Work required ▸ Pick out the lines in the listing below that contain the word "Note" and copy them.

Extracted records
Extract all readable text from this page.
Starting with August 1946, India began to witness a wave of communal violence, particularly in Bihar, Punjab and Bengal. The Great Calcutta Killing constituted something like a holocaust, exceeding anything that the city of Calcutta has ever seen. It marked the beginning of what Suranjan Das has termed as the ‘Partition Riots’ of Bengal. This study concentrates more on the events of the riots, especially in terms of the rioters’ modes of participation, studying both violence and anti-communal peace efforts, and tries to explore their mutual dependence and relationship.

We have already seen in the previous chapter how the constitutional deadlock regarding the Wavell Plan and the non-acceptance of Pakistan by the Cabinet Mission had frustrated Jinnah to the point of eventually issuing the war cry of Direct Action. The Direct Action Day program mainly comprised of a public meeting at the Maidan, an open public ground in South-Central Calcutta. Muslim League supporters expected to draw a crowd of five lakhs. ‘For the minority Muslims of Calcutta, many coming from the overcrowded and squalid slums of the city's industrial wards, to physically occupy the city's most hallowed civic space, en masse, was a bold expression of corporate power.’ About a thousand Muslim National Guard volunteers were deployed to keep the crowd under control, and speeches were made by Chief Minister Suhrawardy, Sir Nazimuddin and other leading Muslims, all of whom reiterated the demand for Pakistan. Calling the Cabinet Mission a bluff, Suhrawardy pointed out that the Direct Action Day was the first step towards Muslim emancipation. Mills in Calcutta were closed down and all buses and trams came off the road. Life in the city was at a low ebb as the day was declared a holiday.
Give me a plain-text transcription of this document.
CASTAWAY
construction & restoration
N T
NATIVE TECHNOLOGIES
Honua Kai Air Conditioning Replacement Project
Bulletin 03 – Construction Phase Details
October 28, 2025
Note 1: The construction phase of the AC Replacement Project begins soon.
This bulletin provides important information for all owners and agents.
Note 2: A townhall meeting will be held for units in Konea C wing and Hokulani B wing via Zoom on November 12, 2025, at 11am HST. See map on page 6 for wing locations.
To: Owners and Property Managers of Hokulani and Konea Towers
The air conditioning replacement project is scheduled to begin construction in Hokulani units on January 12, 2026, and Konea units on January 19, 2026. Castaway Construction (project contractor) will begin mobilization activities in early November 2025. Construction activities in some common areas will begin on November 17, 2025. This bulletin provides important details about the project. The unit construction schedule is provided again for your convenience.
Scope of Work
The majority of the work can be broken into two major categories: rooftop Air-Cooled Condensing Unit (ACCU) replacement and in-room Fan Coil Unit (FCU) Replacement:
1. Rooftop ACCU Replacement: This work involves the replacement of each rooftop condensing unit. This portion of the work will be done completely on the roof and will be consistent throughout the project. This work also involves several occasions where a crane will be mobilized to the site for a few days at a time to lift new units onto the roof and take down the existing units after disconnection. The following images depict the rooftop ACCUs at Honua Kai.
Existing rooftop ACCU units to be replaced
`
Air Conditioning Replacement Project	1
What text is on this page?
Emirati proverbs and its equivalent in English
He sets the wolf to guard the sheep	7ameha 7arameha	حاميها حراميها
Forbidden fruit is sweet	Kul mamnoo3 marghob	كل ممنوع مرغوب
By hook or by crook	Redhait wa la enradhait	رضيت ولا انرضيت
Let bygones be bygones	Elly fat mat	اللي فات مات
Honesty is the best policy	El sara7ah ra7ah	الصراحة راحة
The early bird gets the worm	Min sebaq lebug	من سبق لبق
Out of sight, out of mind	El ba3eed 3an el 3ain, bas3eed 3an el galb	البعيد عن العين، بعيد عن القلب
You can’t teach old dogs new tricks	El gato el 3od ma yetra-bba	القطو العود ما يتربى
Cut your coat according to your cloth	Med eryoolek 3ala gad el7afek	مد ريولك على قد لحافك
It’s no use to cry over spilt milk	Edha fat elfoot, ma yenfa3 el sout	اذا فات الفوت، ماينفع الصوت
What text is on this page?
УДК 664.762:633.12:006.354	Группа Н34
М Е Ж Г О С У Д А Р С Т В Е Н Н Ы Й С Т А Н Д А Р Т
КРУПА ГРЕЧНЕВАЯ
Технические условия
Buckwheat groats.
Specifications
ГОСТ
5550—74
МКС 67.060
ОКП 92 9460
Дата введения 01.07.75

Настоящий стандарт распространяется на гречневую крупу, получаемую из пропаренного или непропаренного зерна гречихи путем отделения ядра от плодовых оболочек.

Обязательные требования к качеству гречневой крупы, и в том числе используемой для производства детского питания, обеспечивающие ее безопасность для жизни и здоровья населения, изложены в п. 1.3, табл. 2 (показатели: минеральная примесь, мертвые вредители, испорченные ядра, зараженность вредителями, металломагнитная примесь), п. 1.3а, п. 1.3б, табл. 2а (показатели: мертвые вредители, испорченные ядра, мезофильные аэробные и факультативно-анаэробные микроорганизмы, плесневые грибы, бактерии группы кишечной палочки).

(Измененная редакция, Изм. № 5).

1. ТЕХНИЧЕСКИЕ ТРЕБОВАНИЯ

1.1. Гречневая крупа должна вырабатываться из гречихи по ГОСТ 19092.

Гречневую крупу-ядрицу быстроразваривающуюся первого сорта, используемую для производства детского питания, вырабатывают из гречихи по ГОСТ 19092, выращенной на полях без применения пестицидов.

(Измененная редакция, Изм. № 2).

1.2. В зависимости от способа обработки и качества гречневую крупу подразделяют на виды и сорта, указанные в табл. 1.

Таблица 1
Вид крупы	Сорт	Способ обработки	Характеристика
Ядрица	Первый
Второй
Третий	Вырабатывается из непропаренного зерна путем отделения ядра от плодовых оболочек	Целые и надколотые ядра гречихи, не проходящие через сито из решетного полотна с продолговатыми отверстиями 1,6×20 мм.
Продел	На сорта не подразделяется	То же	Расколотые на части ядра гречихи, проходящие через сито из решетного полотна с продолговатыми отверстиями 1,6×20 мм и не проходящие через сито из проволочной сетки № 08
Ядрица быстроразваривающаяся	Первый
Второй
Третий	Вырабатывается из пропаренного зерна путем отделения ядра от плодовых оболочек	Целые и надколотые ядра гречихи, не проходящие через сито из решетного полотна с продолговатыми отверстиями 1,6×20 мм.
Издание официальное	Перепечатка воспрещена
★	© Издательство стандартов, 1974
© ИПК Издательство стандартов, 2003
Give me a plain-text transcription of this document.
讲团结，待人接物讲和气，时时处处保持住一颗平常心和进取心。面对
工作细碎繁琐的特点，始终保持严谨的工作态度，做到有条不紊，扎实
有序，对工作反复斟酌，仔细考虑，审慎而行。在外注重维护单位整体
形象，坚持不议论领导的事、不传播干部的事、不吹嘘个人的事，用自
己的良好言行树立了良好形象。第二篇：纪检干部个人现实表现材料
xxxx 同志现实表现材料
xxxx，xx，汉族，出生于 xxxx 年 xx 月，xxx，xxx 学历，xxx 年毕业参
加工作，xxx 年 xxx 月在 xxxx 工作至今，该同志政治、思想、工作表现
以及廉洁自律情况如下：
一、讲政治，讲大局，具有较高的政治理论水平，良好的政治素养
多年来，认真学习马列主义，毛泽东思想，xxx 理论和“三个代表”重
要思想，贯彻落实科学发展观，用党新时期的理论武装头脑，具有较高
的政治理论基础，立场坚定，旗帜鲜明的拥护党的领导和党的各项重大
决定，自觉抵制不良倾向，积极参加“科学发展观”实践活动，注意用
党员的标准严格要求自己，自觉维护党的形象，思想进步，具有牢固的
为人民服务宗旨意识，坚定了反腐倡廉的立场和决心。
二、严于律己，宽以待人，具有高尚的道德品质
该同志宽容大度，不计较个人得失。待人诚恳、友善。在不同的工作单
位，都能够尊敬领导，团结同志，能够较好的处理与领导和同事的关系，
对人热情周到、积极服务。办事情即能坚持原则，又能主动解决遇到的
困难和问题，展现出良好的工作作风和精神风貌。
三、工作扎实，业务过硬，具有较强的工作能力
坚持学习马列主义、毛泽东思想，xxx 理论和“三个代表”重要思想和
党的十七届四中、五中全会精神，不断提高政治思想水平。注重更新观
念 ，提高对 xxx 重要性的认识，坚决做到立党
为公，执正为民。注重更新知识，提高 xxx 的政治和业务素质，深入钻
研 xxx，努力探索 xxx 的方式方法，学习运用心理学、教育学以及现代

Output ▸
Note 1: The construction phase of the AC Replacement Project begins soon.
Note 2: A townhall meeting will be held for units in Konea C wing and Hokulani B wing via Zoom on November 12, 2025, at 11am HST. See map on page 6 for wing locations.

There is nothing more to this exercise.